> **Provided records**
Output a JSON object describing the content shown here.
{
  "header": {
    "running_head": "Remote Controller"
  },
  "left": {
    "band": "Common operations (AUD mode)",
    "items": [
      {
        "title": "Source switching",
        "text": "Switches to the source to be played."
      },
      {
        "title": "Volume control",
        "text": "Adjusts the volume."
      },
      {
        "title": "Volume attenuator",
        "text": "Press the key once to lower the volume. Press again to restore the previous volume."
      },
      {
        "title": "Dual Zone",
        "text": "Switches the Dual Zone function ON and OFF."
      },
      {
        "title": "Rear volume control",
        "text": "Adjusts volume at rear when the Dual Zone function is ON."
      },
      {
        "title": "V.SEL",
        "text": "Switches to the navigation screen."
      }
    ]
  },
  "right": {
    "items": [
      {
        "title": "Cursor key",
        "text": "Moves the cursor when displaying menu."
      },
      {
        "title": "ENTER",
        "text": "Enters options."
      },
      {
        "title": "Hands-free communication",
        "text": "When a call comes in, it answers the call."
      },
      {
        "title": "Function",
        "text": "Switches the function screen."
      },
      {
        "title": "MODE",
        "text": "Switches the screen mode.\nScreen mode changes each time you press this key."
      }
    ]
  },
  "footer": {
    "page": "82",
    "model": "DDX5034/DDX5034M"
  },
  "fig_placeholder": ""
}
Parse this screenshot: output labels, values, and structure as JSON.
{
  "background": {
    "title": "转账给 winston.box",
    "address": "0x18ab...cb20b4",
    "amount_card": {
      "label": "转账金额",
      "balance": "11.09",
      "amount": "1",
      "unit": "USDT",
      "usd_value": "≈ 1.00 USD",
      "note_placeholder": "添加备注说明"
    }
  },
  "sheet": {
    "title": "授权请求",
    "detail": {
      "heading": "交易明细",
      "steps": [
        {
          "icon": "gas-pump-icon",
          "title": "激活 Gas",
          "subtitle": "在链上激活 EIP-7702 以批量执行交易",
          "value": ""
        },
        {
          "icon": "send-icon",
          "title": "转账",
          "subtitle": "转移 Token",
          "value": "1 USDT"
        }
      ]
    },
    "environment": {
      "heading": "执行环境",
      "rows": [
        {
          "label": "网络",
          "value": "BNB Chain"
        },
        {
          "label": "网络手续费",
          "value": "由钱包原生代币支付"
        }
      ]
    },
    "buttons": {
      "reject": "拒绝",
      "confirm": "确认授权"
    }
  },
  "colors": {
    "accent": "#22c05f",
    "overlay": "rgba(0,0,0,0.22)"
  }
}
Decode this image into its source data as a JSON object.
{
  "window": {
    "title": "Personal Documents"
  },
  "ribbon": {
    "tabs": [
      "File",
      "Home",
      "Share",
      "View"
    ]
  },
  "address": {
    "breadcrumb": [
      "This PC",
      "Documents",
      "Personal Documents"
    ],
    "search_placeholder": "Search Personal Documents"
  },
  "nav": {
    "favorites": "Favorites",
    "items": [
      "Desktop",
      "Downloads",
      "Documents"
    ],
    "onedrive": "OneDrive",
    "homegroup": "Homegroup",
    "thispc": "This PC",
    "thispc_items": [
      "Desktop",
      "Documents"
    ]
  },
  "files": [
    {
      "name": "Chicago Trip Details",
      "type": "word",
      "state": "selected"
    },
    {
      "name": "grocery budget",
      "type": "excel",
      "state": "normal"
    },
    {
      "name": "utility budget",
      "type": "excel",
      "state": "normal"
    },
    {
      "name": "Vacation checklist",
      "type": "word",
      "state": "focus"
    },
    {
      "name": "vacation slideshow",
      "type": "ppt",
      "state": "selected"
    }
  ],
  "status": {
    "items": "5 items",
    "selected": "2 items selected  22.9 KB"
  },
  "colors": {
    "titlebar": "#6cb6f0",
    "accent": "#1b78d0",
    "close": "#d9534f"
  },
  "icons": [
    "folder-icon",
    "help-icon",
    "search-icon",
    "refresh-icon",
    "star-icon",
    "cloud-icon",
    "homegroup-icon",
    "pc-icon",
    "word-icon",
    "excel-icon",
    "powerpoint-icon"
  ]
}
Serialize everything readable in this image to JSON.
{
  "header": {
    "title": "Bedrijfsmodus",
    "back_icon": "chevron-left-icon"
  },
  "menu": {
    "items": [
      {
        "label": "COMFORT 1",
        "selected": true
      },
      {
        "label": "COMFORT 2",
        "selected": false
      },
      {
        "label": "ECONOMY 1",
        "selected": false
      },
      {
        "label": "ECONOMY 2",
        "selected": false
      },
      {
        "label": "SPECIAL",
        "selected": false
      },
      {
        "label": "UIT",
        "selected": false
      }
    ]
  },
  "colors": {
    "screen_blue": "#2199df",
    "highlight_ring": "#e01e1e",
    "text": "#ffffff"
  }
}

> **Set task**
Above are the records. Identify each line that contains the word "menu".

> **Answer for this exercise**
        "text": "Moves the cursor when displaying menu."
  "menu": {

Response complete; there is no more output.